:: Work order ::
In the passage below on cryptochrome simulations, which region did both trajectory similarity measures indicate had greater mobility?

:: Passage for review ::
◇ ◇ ◇ ◇ ◇ ◇ ◇
Fig. 7A focuses on the PBL region, highlighting the Trp_C/Trp_D-rearranging trajectories in orange. This rearrangement manifests a faster effective time constant (τ_eff), indicating a swifter response time coupled with a slightly higher RMSD. This acceleration in response, particularly evident in the initial microseconds, implies an early-stage reactivity absent in the trajectories lacking this rearrangement. Transitioning to the EEE region, the contrast between the trajectories with and without the Trp_C/Trp_D switch becomes more noticeable. The absence of the rearrangement (Fig. 7B, depicted in blue) displays a more rapid response time, reaching its peak approximately 5 µs before stabilizing. Conversely, the Trp_C/Trp_D-rearranging trajectories demonstrate a more gradual increase in RMSD, with a convergence apparent at longer timescales. The CT region presents another intriguing observation. The Trp_C/Trp_D rearrangement consistently maintains a higher RMSD throughout the simulation duration, displaying a steady increase over time, while the absence of the rearrangement remains relatively steady at a lower RMSD. Additionally, two trajectory similarity measures (see in the SI, Fig. S19) showed comparable divergence across residues, with both indicating greater mobility in the C-terminal region. Overall, the observed differences in RMSD values and response times between trajectories with and without the Trp_C/Trp_D rearrangement indicate that even slight alterations in tryptophan side chain configurations may correlate with structural changes within the protein.

4. Discussion

Magnetoreception through radical pairs relies on spin dynamics that affect the ratio, i.e. the relative quantum yields of distinct reaction products with discernible downstream effects. In cryptochrome, these differentiating pathways are thought to be provided by the back-reaction, i.e. spin-selective recombination of the radical pair, which leaves the system unaltered, and an absence of such a recombination [13]. The latter is accompanied by stabilization of the radicals, e.g. through proton transfer reactions [22] and structural rearrangement [50], [60], [62], which follow from the altered charge distribution and interactions within the protein. Ultimately, these mid-timescale (faster than what is accessible by all-atom MD but still slow on the timescale of the signal transduction) responses of the activated cryptochrome must innervate a signaling cascade that gives way to biochemical signaling [13]. This process could involve structural responses, such as larger-scale conformational rearrangements and dimerization [81], [82], association with or dissociation from interaction partners [28], or phosphorylation [60], [63], [64]. Additionally, it may entail indirect changes, such as an altered cellular redox status due to the dark part of the photocycle or irreversible degradation [83].
◇ ◇ ◇ ◇ ◇ ◇ ◇
:: Information supplied ::
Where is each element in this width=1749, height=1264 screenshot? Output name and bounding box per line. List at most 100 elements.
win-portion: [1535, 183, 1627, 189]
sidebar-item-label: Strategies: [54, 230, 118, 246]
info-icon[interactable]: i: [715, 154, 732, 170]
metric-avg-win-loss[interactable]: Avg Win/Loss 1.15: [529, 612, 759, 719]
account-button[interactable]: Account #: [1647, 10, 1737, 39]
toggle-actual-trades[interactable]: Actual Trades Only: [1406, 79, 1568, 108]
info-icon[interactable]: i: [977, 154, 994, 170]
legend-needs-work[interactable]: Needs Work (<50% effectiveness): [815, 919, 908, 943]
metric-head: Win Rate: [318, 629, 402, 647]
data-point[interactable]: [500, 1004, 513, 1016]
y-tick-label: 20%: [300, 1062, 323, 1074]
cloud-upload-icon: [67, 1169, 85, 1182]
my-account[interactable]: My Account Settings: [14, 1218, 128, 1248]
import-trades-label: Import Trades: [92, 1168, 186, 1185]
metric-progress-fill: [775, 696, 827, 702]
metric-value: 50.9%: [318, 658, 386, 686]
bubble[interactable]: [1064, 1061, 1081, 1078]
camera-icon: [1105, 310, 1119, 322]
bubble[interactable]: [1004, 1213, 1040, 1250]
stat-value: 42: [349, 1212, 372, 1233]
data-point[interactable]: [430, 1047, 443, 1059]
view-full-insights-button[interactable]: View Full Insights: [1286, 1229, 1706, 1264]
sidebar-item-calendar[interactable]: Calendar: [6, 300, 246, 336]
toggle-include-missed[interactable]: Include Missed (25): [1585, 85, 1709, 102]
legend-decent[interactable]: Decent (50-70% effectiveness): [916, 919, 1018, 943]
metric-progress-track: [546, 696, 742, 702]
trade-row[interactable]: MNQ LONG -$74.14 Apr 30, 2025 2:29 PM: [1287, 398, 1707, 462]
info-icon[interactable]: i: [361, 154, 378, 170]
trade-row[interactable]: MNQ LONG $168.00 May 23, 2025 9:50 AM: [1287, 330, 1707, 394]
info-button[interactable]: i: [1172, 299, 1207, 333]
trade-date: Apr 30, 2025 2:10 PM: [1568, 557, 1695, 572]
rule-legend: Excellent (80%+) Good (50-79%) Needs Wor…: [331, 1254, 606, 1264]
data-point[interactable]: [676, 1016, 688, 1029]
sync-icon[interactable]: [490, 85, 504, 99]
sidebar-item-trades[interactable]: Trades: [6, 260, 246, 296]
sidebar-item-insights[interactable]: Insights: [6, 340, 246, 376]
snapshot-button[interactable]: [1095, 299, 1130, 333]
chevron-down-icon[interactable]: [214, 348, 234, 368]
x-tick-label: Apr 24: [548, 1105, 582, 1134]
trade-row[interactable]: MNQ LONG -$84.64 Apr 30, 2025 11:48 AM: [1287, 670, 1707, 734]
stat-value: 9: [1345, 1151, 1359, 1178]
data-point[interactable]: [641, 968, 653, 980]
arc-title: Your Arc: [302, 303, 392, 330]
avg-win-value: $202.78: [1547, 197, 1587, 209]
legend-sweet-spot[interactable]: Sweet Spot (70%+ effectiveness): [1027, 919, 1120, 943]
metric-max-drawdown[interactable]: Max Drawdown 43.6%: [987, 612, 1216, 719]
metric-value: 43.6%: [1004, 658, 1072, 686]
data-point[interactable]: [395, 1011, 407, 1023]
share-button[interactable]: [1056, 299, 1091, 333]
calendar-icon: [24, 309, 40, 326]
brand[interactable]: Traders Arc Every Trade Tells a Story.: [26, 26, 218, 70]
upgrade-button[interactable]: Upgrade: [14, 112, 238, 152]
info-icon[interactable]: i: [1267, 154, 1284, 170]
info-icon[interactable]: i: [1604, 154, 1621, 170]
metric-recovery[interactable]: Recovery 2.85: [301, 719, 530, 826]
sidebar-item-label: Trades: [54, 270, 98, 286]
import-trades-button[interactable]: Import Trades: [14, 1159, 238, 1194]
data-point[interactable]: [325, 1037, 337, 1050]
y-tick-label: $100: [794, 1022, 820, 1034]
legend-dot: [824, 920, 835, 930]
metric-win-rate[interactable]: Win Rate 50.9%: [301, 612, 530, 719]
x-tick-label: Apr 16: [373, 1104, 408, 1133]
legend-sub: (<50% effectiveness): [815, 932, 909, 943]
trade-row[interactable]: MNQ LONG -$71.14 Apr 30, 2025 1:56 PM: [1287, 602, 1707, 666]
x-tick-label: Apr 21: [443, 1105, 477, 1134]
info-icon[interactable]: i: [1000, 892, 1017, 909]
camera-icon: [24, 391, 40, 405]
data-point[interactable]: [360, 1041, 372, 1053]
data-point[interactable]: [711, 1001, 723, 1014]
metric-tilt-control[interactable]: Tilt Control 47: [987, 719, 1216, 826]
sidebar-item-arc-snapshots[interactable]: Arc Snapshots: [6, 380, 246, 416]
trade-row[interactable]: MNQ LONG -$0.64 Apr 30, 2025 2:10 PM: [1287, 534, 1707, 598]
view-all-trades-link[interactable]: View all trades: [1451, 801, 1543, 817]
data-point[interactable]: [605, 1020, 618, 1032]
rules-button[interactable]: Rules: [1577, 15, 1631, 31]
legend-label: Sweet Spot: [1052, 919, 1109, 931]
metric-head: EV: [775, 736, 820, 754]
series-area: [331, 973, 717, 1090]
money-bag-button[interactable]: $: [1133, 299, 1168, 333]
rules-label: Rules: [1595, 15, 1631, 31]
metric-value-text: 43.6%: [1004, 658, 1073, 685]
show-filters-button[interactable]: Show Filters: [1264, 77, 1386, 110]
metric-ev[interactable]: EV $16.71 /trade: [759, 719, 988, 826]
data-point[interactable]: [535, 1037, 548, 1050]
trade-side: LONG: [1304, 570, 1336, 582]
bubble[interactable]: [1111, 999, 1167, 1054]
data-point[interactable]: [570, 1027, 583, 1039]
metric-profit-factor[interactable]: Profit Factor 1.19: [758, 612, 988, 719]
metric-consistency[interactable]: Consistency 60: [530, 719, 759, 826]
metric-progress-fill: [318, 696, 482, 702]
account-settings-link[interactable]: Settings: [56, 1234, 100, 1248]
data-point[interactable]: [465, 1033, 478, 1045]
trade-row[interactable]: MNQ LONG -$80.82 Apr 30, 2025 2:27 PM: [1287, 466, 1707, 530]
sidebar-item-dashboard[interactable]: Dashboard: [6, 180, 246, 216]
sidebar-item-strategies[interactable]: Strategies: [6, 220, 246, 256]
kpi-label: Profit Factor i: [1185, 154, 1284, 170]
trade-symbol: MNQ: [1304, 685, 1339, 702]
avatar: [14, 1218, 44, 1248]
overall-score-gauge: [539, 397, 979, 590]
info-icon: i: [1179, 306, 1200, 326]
◇ ◇ ◇ ◇ ◇ ◇ ◇
:: Exercise output ::
The C-terminal region.